╭──
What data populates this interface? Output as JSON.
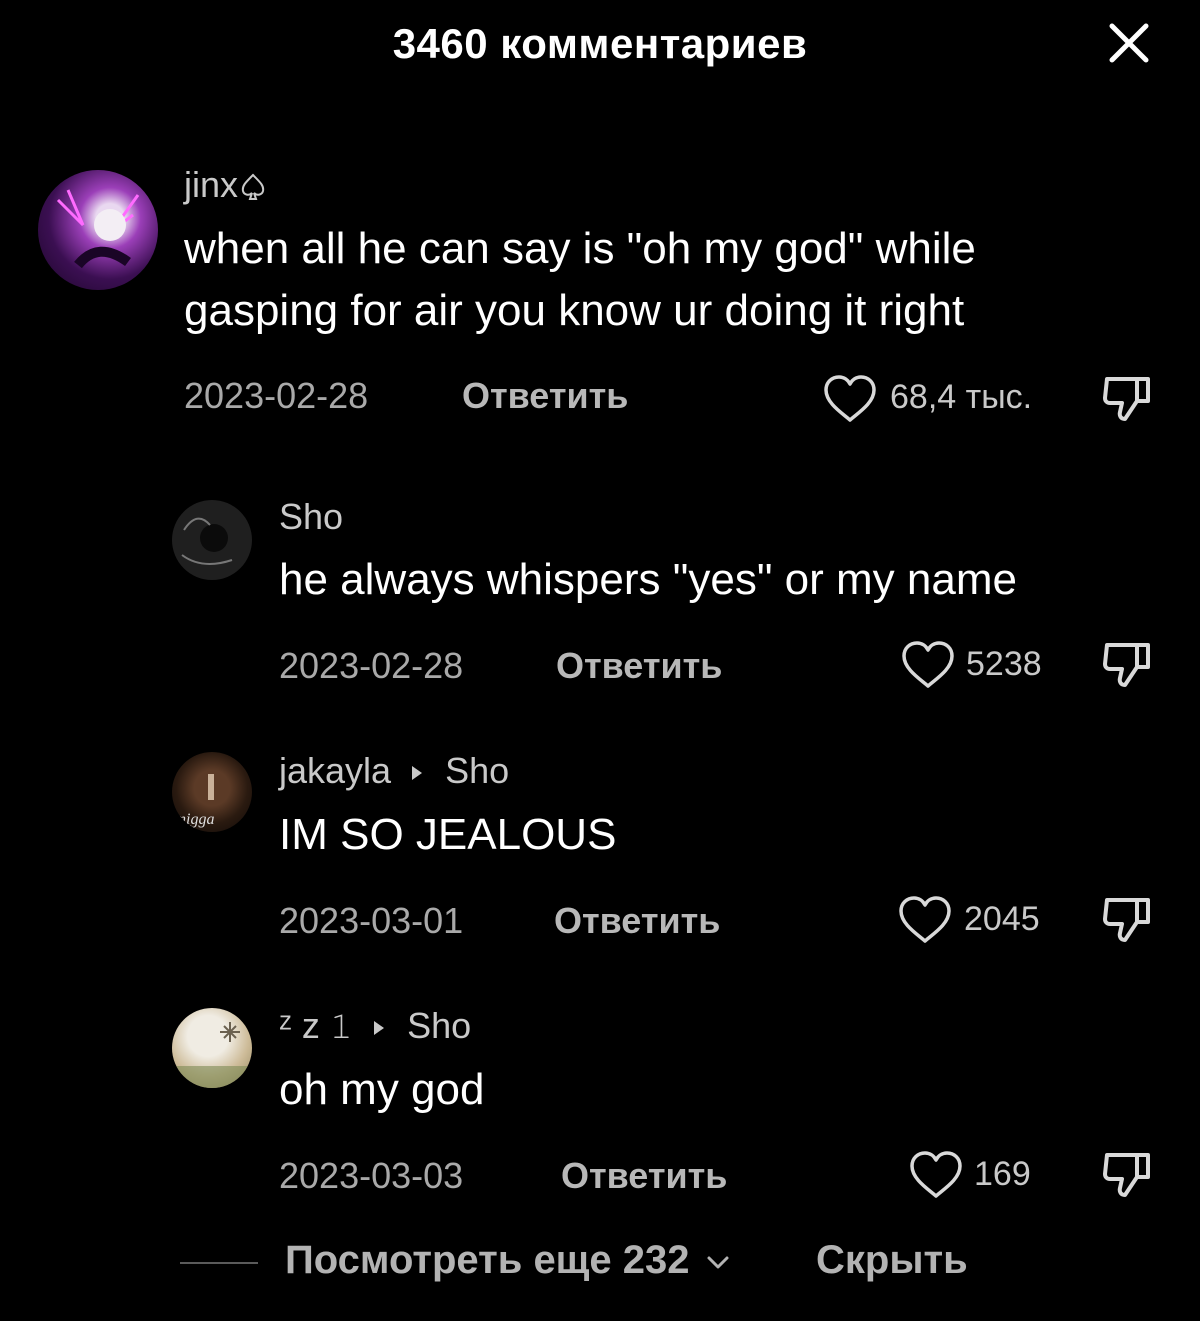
{
  "header": {
    "title": "3460 комментариев"
  },
  "comments": [
    {
      "username": "jinx",
      "text": "when all he can say is \"oh my god\" while gasping for air you know ur doing it right",
      "date": "2023-02-28",
      "reply_label": "Ответить",
      "likes": "68,4 тыс."
    }
  ],
  "replies": [
    {
      "username": "Sho",
      "text": "he always whispers \"yes\" or my name",
      "date": "2023-02-28",
      "reply_label": "Ответить",
      "likes": "5238"
    },
    {
      "username": "jakayla",
      "reply_to": "Sho",
      "avatar_text": "nigga",
      "text": "IM SO JEALOUS",
      "date": "2023-03-01",
      "reply_label": "Ответить",
      "likes": "2045"
    },
    {
      "username": "ᶻ z 𝟷",
      "reply_to": "Sho",
      "text": "oh my god",
      "date": "2023-03-03",
      "reply_label": "Ответить",
      "likes": "169"
    }
  ],
  "footer": {
    "view_more": "Посмотреть еще 232",
    "hide": "Скрыть"
  },
  "icons": {
    "close": "close-icon",
    "heart": "heart-icon",
    "dislike": "dislike-icon",
    "spade": "spade-icon",
    "reply_arrow": "triangle-right-icon",
    "chevron": "chevron-down-icon"
  }
}
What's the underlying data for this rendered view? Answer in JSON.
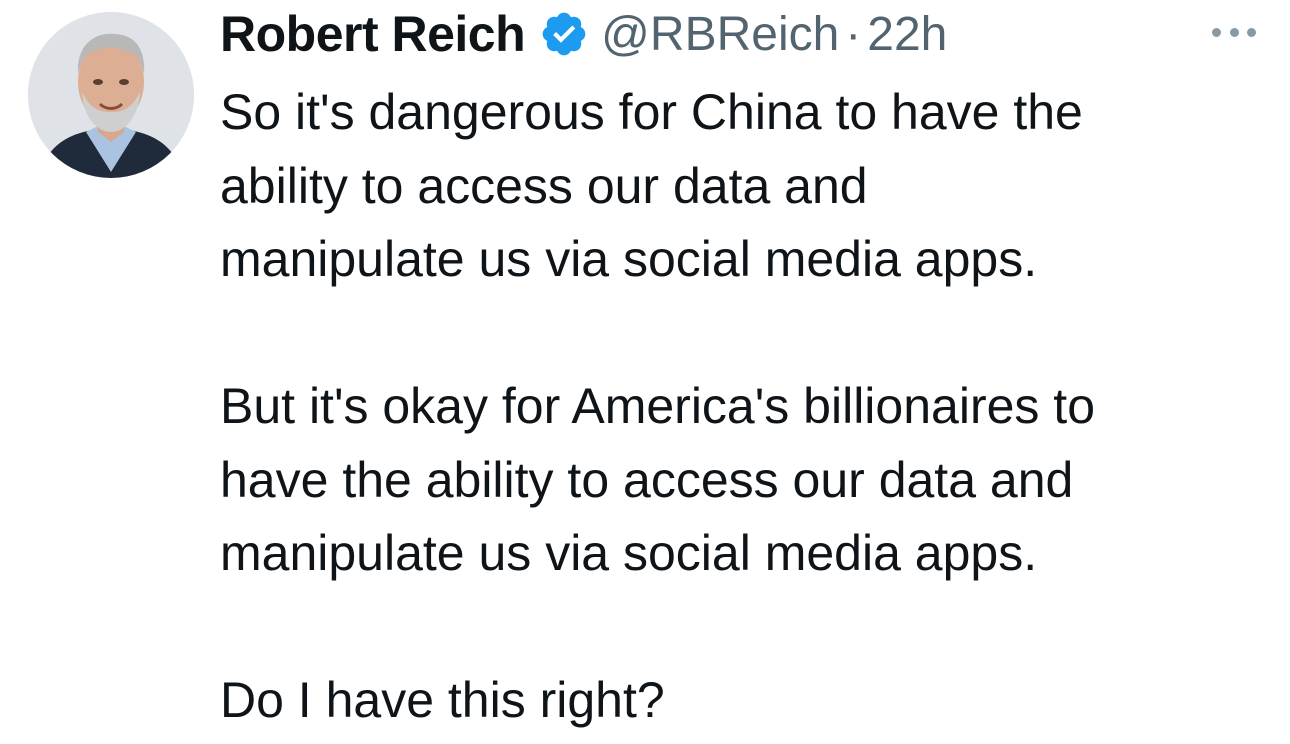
{
  "tweet": {
    "display_name": "Robert Reich",
    "verified": true,
    "handle": "@RBReich",
    "separator": "·",
    "timestamp": "22h",
    "more_icon": "more-horizontal-icon",
    "avatar_icon": "user-avatar-photo",
    "paragraphs": [
      {
        "lines": [
          "So it's dangerous for China to have the",
          "ability to access our data and",
          "manipulate us via social media apps."
        ]
      },
      {
        "lines": [
          "But it's okay for America's billionaires to",
          "have the ability to access our data and",
          "manipulate us via social media apps."
        ]
      },
      {
        "lines": [
          "Do I have this right?"
        ]
      }
    ]
  },
  "colors": {
    "text": "#0f1419",
    "secondary": "#536471",
    "verified_badge": "#1d9bf0",
    "background": "#ffffff"
  }
}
╰──
> Exercise instructions
Skip the pictures and write out exactly the lines from the line containing "What's the underlying" through the end of the listing above.

> Task output
What's the underlying data for this rendered view? Answer in JSON.
{
  "tweet": {
    "display_name": "Robert Reich",
    "verified": true,
    "handle": "@RBReich",
    "separator": "·",
    "timestamp": "22h",
    "more_icon": "more-horizontal-icon",
    "avatar_icon": "user-avatar-photo",
    "paragraphs": [
      {
        "lines": [
          "So it's dangerous for China to have the",
          "ability to access our data and",
          "manipulate us via social media apps."
        ]
      },
      {
        "lines": [
          "But it's okay for America's billionaires to",
          "have the ability to access our data and",
          "manipulate us via social media apps."
        ]
      },
      {
        "lines": [
          "Do I have this right?"
        ]
      }
    ]
  },
  "colors": {
    "text": "#0f1419",
    "secondary": "#536471",
    "verified_badge": "#1d9bf0",
    "background": "#ffffff"
  }
}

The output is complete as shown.